BEGIN

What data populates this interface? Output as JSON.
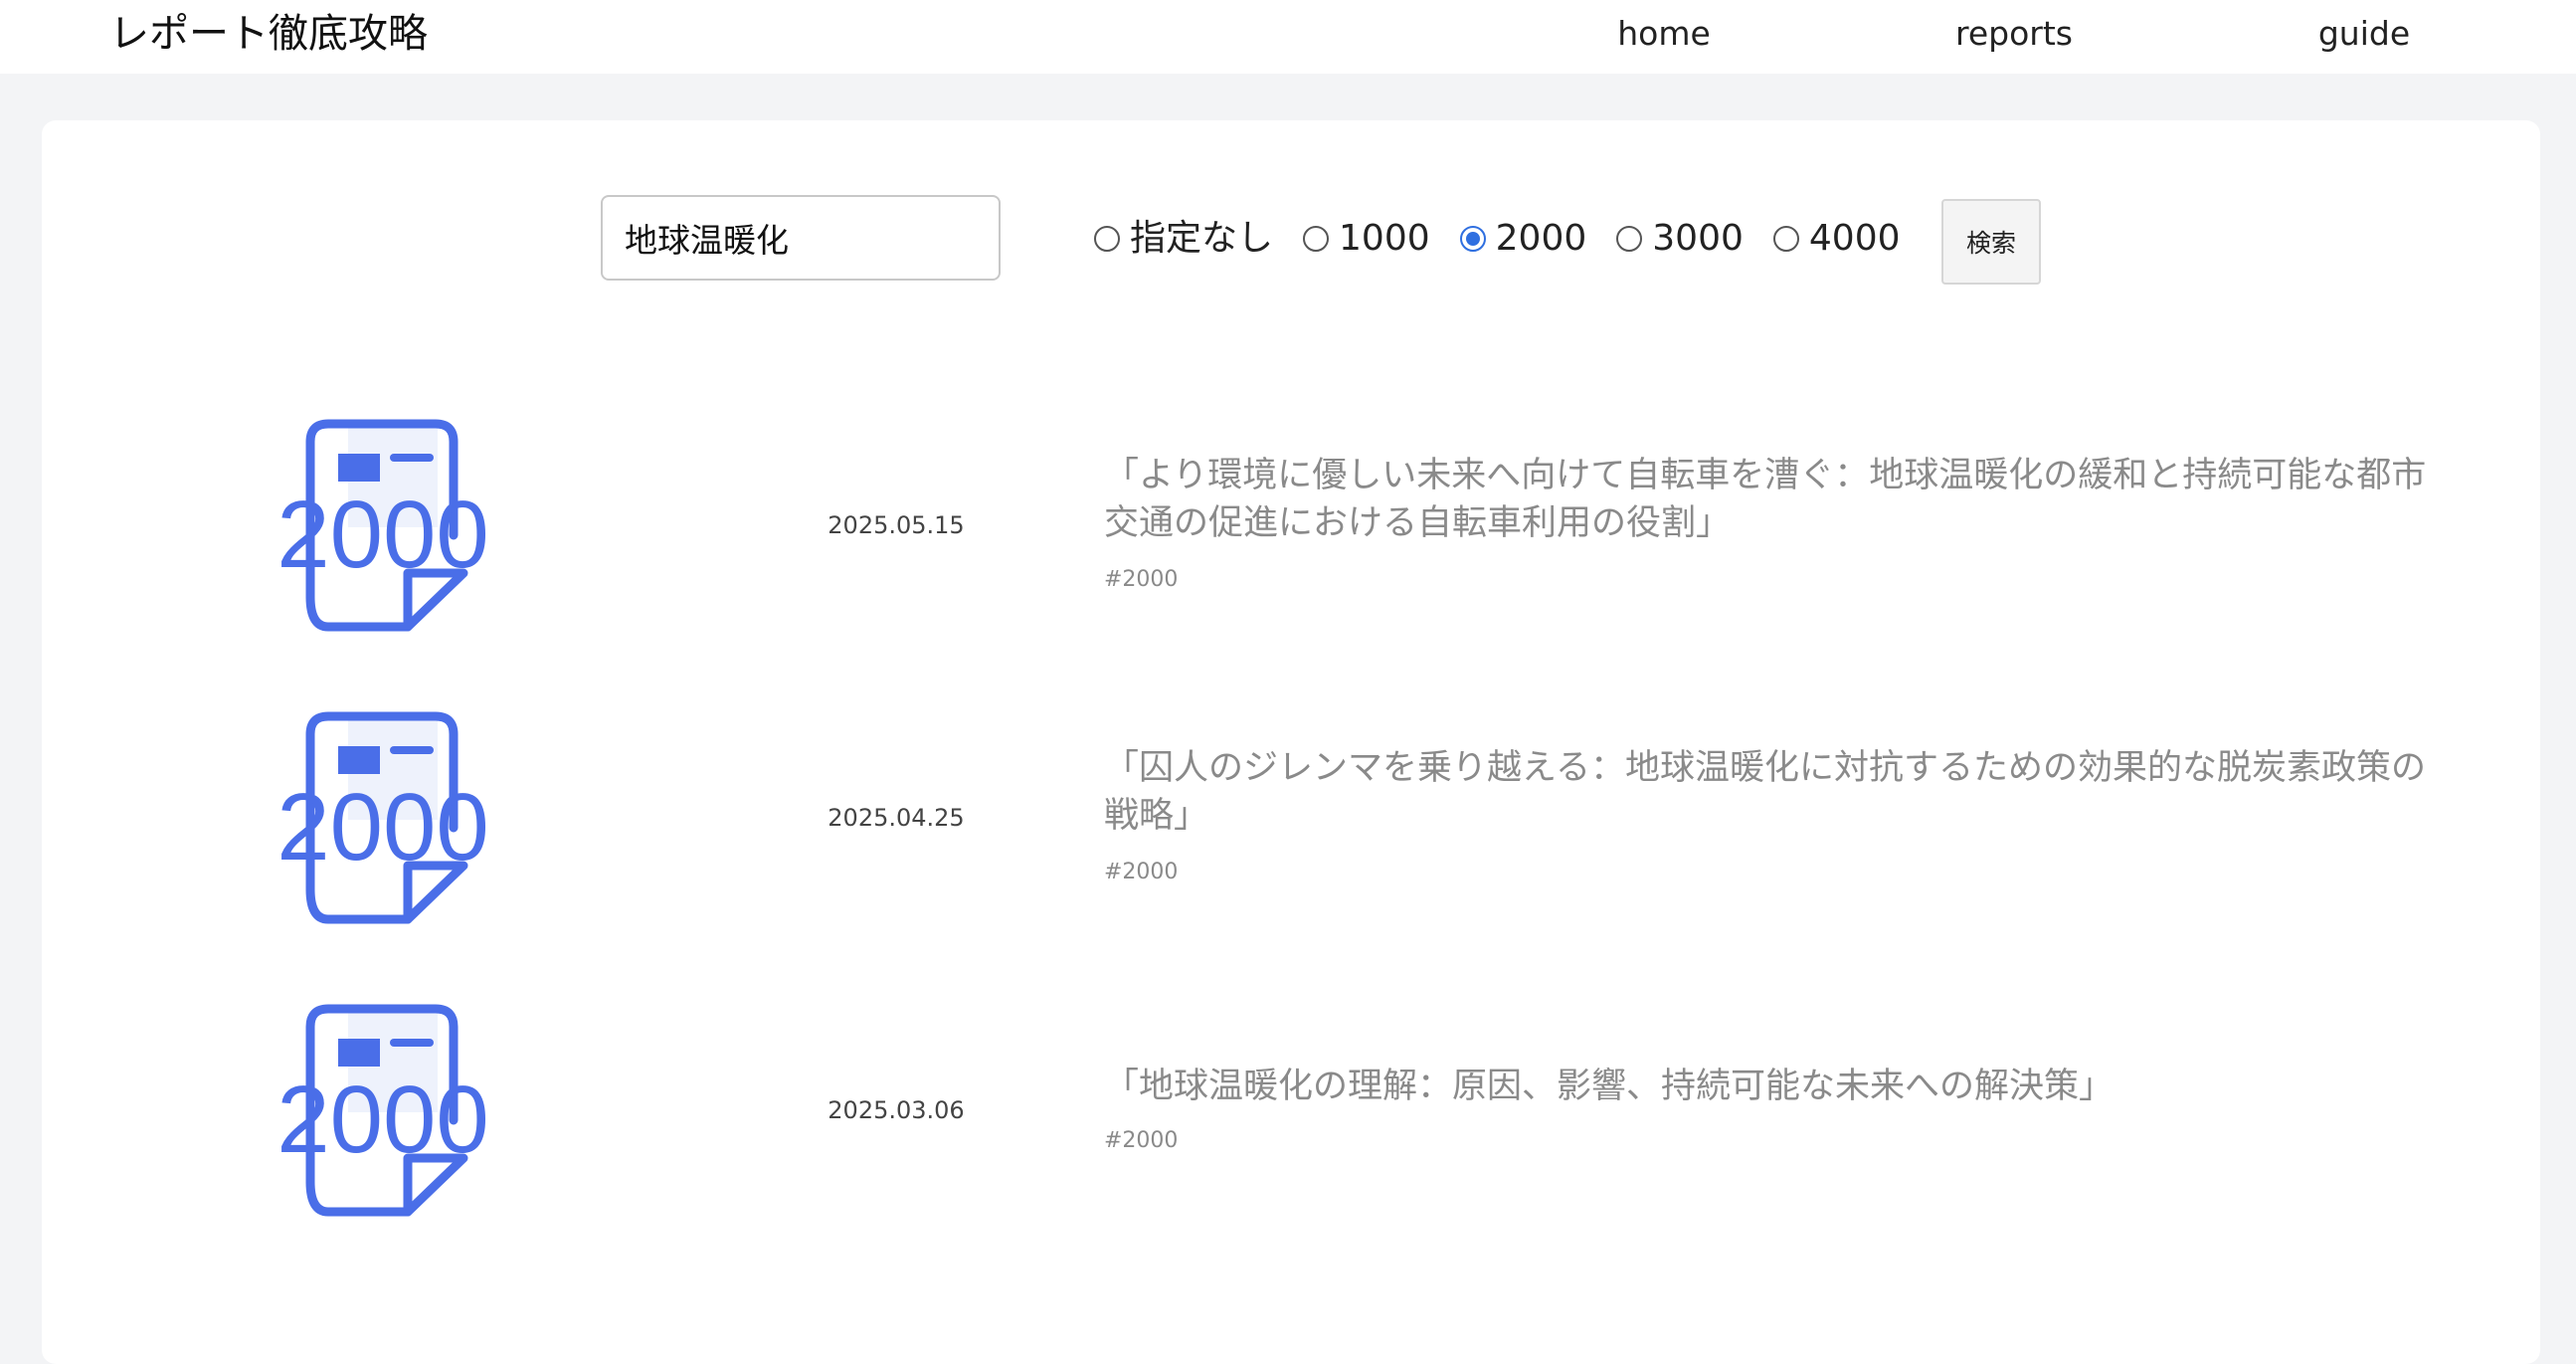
{
  "header": {
    "site_title": "レポート徹底攻略",
    "nav": [
      {
        "label": "home"
      },
      {
        "label": "reports"
      },
      {
        "label": "guide"
      }
    ]
  },
  "search": {
    "value": "地球温暖化",
    "placeholder": "",
    "button_label": "検索",
    "options": [
      {
        "label": "指定なし",
        "checked": false
      },
      {
        "label": "1000",
        "checked": false
      },
      {
        "label": "2000",
        "checked": true
      },
      {
        "label": "3000",
        "checked": false
      },
      {
        "label": "4000",
        "checked": false
      }
    ]
  },
  "reports": [
    {
      "thumb_label": "2000",
      "date": "2025.05.15",
      "title": "「より環境に優しい未来へ向けて自転車を漕ぐ：地球温暖化の緩和と持続可能な都市交通の促進における自転車利用の役割」",
      "tag": "#2000"
    },
    {
      "thumb_label": "2000",
      "date": "2025.04.25",
      "title": "「囚人のジレンマを乗り越える：地球温暖化に対抗するための効果的な脱炭素政策の戦略」",
      "tag": "#2000"
    },
    {
      "thumb_label": "2000",
      "date": "2025.03.06",
      "title": "「地球温暖化の理解：原因、影響、持続可能な未来への解決策」",
      "tag": "#2000"
    }
  ],
  "colors": {
    "accent": "#2f6fe0",
    "icon_blue": "#4a6ee8",
    "muted_text": "#8a8a8a",
    "page_bg": "#f3f4f6"
  },
  "icons": {
    "report_thumb": "document-icon"
  }
}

END

Work required –
Write the full listing out again with every line unchanged, but include no pictures.

Written response –
What data populates this interface? Output as JSON.
{
  "header": {
    "site_title": "レポート徹底攻略",
    "nav": [
      {
        "label": "home"
      },
      {
        "label": "reports"
      },
      {
        "label": "guide"
      }
    ]
  },
  "search": {
    "value": "地球温暖化",
    "placeholder": "",
    "button_label": "検索",
    "options": [
      {
        "label": "指定なし",
        "checked": false
      },
      {
        "label": "1000",
        "checked": false
      },
      {
        "label": "2000",
        "checked": true
      },
      {
        "label": "3000",
        "checked": false
      },
      {
        "label": "4000",
        "checked": false
      }
    ]
  },
  "reports": [
    {
      "thumb_label": "2000",
      "date": "2025.05.15",
      "title": "「より環境に優しい未来へ向けて自転車を漕ぐ：地球温暖化の緩和と持続可能な都市交通の促進における自転車利用の役割」",
      "tag": "#2000"
    },
    {
      "thumb_label": "2000",
      "date": "2025.04.25",
      "title": "「囚人のジレンマを乗り越える：地球温暖化に対抗するための効果的な脱炭素政策の戦略」",
      "tag": "#2000"
    },
    {
      "thumb_label": "2000",
      "date": "2025.03.06",
      "title": "「地球温暖化の理解：原因、影響、持続可能な未来への解決策」",
      "tag": "#2000"
    }
  ],
  "colors": {
    "accent": "#2f6fe0",
    "icon_blue": "#4a6ee8",
    "muted_text": "#8a8a8a",
    "page_bg": "#f3f4f6"
  },
  "icons": {
    "report_thumb": "document-icon"
  }
}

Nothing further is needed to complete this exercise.